Part of a data file:
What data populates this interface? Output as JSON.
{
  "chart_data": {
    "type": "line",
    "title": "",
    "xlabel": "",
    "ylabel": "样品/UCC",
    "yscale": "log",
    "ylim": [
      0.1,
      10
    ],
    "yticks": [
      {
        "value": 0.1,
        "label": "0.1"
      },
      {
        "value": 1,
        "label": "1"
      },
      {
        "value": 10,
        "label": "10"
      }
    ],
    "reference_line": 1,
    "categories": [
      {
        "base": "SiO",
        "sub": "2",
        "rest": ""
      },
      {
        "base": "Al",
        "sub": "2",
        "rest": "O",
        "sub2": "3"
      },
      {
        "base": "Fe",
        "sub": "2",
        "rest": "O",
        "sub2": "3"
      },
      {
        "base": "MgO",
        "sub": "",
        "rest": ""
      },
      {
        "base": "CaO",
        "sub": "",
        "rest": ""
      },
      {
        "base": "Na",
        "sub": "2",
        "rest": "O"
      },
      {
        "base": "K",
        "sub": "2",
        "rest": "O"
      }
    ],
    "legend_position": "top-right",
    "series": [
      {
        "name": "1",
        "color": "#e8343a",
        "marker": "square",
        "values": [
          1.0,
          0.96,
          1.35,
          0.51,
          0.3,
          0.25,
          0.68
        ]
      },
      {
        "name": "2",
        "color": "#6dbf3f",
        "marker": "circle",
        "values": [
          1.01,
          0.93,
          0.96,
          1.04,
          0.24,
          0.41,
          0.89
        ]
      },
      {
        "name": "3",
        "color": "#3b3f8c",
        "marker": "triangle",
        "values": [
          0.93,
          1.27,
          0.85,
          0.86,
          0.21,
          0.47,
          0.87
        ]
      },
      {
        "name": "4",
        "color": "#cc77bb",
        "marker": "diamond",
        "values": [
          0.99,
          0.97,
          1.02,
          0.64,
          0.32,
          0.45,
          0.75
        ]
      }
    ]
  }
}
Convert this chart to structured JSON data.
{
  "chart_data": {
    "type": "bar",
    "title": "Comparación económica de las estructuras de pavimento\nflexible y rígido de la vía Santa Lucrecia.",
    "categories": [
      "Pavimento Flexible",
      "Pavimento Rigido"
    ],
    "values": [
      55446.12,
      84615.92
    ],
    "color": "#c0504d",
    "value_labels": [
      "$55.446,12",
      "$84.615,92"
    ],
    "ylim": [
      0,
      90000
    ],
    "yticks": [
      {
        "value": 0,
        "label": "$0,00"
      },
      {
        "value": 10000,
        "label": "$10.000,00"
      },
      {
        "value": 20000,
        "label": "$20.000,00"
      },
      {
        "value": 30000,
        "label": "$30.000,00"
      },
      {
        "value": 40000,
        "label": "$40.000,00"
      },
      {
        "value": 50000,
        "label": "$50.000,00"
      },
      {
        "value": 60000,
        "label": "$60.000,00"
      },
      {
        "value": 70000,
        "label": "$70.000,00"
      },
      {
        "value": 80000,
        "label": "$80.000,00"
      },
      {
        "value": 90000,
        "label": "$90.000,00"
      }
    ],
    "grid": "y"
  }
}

YOUR TASK:
Type out the whole listing above again, exactly as it stands.

FULL OUTPUT:
What data populates this interface? Output as JSON.
{
  "chart_data": {
    "type": "line",
    "title": "",
    "xlabel": "",
    "ylabel": "样品/UCC",
    "yscale": "log",
    "ylim": [
      0.1,
      10
    ],
    "yticks": [
      {
        "value": 0.1,
        "label": "0.1"
      },
      {
        "value": 1,
        "label": "1"
      },
      {
        "value": 10,
        "label": "10"
      }
    ],
    "reference_line": 1,
    "categories": [
      {
        "base": "SiO",
        "sub": "2",
        "rest": ""
      },
      {
        "base": "Al",
        "sub": "2",
        "rest": "O",
        "sub2": "3"
      },
      {
        "base": "Fe",
        "sub": "2",
        "rest": "O",
        "sub2": "3"
      },
      {
        "base": "MgO",
        "sub": "",
        "rest": ""
      },
      {
        "base": "CaO",
        "sub": "",
        "rest": ""
      },
      {
        "base": "Na",
        "sub": "2",
        "rest": "O"
      },
      {
        "base": "K",
        "sub": "2",
        "rest": "O"
      }
    ],
    "legend_position": "top-right",
    "series": [
      {
        "name": "1",
        "color": "#e8343a",
        "marker": "square",
        "values": [
          1.0,
          0.96,
          1.35,
          0.51,
          0.3,
          0.25,
          0.68
        ]
      },
      {
        "name": "2",
        "color": "#6dbf3f",
        "marker": "circle",
        "values": [
          1.01,
          0.93,
          0.96,
          1.04,
          0.24,
          0.41,
          0.89
        ]
      },
      {
        "name": "3",
        "color": "#3b3f8c",
        "marker": "triangle",
        "values": [
          0.93,
          1.27,
          0.85,
          0.86,
          0.21,
          0.47,
          0.87
        ]
      },
      {
        "name": "4",
        "color": "#cc77bb",
        "marker": "diamond",
        "values": [
          0.99,
          0.97,
          1.02,
          0.64,
          0.32,
          0.45,
          0.75
        ]
      }
    ]
  }
}
Convert this chart to structured JSON data.
{
  "chart_data": {
    "type": "bar",
    "title": "Comparación económica de las estructuras de pavimento\nflexible y rígido de la vía Santa Lucrecia.",
    "categories": [
      "Pavimento Flexible",
      "Pavimento Rigido"
    ],
    "values": [
      55446.12,
      84615.92
    ],
    "color": "#c0504d",
    "value_labels": [
      "$55.446,12",
      "$84.615,92"
    ],
    "ylim": [
      0,
      90000
    ],
    "yticks": [
      {
        "value": 0,
        "label": "$0,00"
      },
      {
        "value": 10000,
        "label": "$10.000,00"
      },
      {
        "value": 20000,
        "label": "$20.000,00"
      },
      {
        "value": 30000,
        "label": "$30.000,00"
      },
      {
        "value": 40000,
        "label": "$40.000,00"
      },
      {
        "value": 50000,
        "label": "$50.000,00"
      },
      {
        "value": 60000,
        "label": "$60.000,00"
      },
      {
        "value": 70000,
        "label": "$70.000,00"
      },
      {
        "value": 80000,
        "label": "$80.000,00"
      },
      {
        "value": 90000,
        "label": "$90.000,00"
      }
    ],
    "grid": "y"
  }
}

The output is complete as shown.